Exercise task: Wherever a line holds the word "houses", copy that line out.

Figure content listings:
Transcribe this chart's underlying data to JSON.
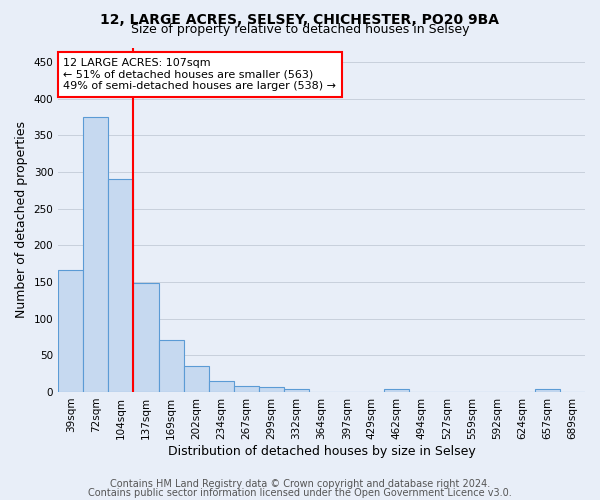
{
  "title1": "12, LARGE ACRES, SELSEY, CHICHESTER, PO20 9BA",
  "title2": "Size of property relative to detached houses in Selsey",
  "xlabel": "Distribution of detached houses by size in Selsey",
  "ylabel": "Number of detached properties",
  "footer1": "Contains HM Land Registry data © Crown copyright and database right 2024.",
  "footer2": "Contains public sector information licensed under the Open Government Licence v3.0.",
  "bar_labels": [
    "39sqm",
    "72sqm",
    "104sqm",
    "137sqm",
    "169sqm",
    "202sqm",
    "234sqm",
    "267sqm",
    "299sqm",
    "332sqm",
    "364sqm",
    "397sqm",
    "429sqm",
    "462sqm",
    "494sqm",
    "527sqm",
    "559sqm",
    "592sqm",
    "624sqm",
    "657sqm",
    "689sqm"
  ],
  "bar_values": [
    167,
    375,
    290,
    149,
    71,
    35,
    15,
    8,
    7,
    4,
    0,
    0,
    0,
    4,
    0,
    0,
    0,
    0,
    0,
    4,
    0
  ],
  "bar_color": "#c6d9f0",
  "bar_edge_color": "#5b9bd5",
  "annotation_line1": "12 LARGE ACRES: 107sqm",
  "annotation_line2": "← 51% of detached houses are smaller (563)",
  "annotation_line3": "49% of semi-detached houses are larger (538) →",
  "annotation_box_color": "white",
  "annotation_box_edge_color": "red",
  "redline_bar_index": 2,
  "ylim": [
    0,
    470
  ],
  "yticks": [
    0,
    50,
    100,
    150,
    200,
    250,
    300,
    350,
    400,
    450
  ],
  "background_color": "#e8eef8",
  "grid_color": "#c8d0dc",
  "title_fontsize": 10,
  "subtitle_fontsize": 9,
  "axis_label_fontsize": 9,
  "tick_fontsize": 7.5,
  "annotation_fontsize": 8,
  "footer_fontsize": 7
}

==

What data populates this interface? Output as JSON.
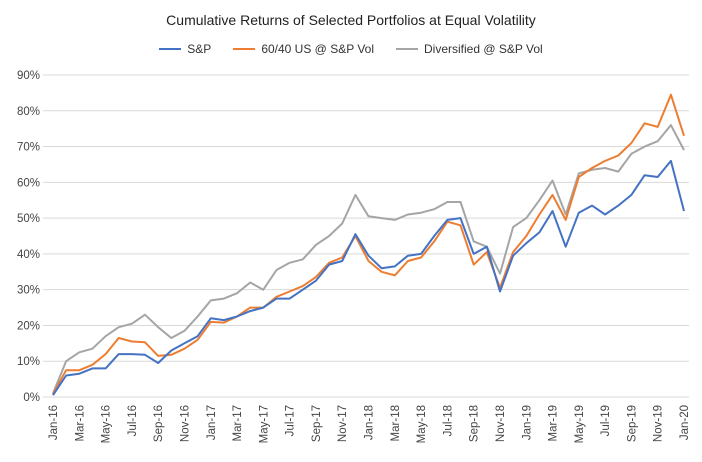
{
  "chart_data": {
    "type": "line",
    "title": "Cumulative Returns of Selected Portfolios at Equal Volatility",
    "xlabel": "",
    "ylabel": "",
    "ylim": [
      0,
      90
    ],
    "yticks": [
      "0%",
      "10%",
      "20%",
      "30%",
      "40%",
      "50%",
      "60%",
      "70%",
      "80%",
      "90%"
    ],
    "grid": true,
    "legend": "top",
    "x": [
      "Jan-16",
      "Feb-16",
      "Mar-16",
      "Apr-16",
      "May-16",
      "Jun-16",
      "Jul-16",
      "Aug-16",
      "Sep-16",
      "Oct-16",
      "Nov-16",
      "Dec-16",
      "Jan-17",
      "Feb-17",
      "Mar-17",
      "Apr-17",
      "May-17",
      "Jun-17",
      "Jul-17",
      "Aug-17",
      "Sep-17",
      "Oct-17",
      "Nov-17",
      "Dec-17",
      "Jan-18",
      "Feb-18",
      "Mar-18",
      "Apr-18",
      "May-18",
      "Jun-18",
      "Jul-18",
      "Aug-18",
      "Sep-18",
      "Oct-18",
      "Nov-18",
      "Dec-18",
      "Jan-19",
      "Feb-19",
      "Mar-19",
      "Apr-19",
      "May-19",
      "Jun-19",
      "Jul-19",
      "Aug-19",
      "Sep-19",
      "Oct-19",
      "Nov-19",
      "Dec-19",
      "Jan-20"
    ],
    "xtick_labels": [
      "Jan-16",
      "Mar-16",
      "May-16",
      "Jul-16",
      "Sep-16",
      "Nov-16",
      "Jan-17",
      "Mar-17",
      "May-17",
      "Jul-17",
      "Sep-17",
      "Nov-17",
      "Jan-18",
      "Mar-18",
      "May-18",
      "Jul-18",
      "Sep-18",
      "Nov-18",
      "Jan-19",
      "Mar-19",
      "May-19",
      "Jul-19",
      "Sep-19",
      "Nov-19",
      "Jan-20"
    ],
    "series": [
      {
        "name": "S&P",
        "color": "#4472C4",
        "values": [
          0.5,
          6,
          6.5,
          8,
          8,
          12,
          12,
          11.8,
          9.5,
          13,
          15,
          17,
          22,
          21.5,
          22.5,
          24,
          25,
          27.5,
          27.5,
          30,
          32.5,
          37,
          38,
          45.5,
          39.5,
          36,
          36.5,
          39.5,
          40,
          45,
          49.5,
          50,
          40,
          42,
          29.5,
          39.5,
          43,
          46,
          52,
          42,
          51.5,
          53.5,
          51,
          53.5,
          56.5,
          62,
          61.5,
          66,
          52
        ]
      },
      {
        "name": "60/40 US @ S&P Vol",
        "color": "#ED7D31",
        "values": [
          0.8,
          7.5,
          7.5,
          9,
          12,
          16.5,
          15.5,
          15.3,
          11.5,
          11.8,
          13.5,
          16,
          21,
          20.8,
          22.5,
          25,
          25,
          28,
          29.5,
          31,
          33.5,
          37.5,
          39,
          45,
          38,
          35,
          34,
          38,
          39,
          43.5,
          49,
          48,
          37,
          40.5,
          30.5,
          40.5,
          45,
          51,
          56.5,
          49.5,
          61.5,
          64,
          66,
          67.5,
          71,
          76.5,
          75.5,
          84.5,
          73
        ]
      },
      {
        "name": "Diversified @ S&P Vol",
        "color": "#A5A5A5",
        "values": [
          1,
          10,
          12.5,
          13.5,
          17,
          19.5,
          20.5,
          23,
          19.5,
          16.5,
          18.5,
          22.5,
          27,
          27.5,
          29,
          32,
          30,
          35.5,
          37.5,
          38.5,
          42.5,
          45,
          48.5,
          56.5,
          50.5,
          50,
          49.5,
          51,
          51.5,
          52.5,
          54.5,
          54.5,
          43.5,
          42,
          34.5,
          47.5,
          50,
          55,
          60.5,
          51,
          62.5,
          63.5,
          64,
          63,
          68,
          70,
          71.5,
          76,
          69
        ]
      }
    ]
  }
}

The solution:
  "title2": "Size of property relative to detached houses in Selsey",
  "xlabel": "Distribution of detached houses by size in Selsey",
  "annotation_line2": "← 51% of detached houses are smaller (563)",
  "annotation_line3": "49% of semi-detached houses are larger (538) →",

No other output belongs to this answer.